Problem statement =
Give back the full listing verbatim, apart from its images.

(Records from a data collection)

════════════════════

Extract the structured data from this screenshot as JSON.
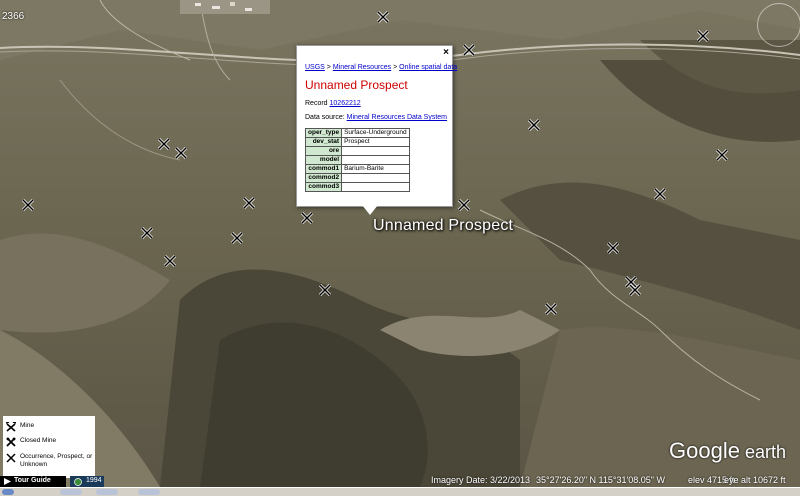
{
  "map": {
    "coord_fragment": "2366",
    "place_label": "Unnamed Prospect",
    "terrain_colors": {
      "base": "#6b6650",
      "ridge": "#4a4636",
      "valley": "#8a8470",
      "road": "#c8c4b6"
    }
  },
  "balloon": {
    "close_label": "×",
    "crumbs": {
      "link1": "USGS",
      "sep1": " > ",
      "link2": "Mineral Resources",
      "sep2": " > ",
      "link3": "Online spatial data"
    },
    "title": "Unnamed Prospect",
    "record_label": "Record ",
    "record_link": "10262212",
    "source_label": "Data source: ",
    "source_link": "Mineral Resources Data System",
    "table": [
      {
        "key": "oper_type",
        "value": "Surface-Underground"
      },
      {
        "key": "dev_stat",
        "value": "Prospect"
      },
      {
        "key": "ore",
        "value": ""
      },
      {
        "key": "model",
        "value": ""
      },
      {
        "key": "commod1",
        "value": "Barium-Barite"
      },
      {
        "key": "commod2",
        "value": ""
      },
      {
        "key": "commod3",
        "value": ""
      }
    ]
  },
  "legend": {
    "mine": "Mine",
    "closed_mine": "Closed Mine",
    "occurrence": "Occurrence, Prospect, or Unknown"
  },
  "logo": {
    "google": "Google",
    "earth": " earth"
  },
  "status": {
    "imagery_date": "Imagery Date: 3/22/2013",
    "coords": "35°27'26.20\" N  115°31'08.05\" W",
    "elev": "elev  4715 ft",
    "eye_alt": "eye alt  10672 ft"
  },
  "tour_guide": "Tour Guide",
  "year": "1994"
}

════════════════════

Task answer =
Extract the structured data from this screenshot as JSON.
{
  "map": {
    "coord_fragment": "2366",
    "place_label": "Unnamed Prospect",
    "terrain_colors": {
      "base": "#6b6650",
      "ridge": "#4a4636",
      "valley": "#8a8470",
      "road": "#c8c4b6"
    }
  },
  "balloon": {
    "close_label": "×",
    "crumbs": {
      "link1": "USGS",
      "sep1": " > ",
      "link2": "Mineral Resources",
      "sep2": " > ",
      "link3": "Online spatial data"
    },
    "title": "Unnamed Prospect",
    "record_label": "Record ",
    "record_link": "10262212",
    "source_label": "Data source: ",
    "source_link": "Mineral Resources Data System",
    "table": [
      {
        "key": "oper_type",
        "value": "Surface-Underground"
      },
      {
        "key": "dev_stat",
        "value": "Prospect"
      },
      {
        "key": "ore",
        "value": ""
      },
      {
        "key": "model",
        "value": ""
      },
      {
        "key": "commod1",
        "value": "Barium-Barite"
      },
      {
        "key": "commod2",
        "value": ""
      },
      {
        "key": "commod3",
        "value": ""
      }
    ]
  },
  "legend": {
    "mine": "Mine",
    "closed_mine": "Closed Mine",
    "occurrence": "Occurrence, Prospect, or Unknown"
  },
  "logo": {
    "google": "Google",
    "earth": " earth"
  },
  "status": {
    "imagery_date": "Imagery Date: 3/22/2013",
    "coords": "35°27'26.20\" N  115°31'08.05\" W",
    "elev": "elev  4715 ft",
    "eye_alt": "eye alt  10672 ft"
  },
  "tour_guide": "Tour Guide",
  "year": "1994"
}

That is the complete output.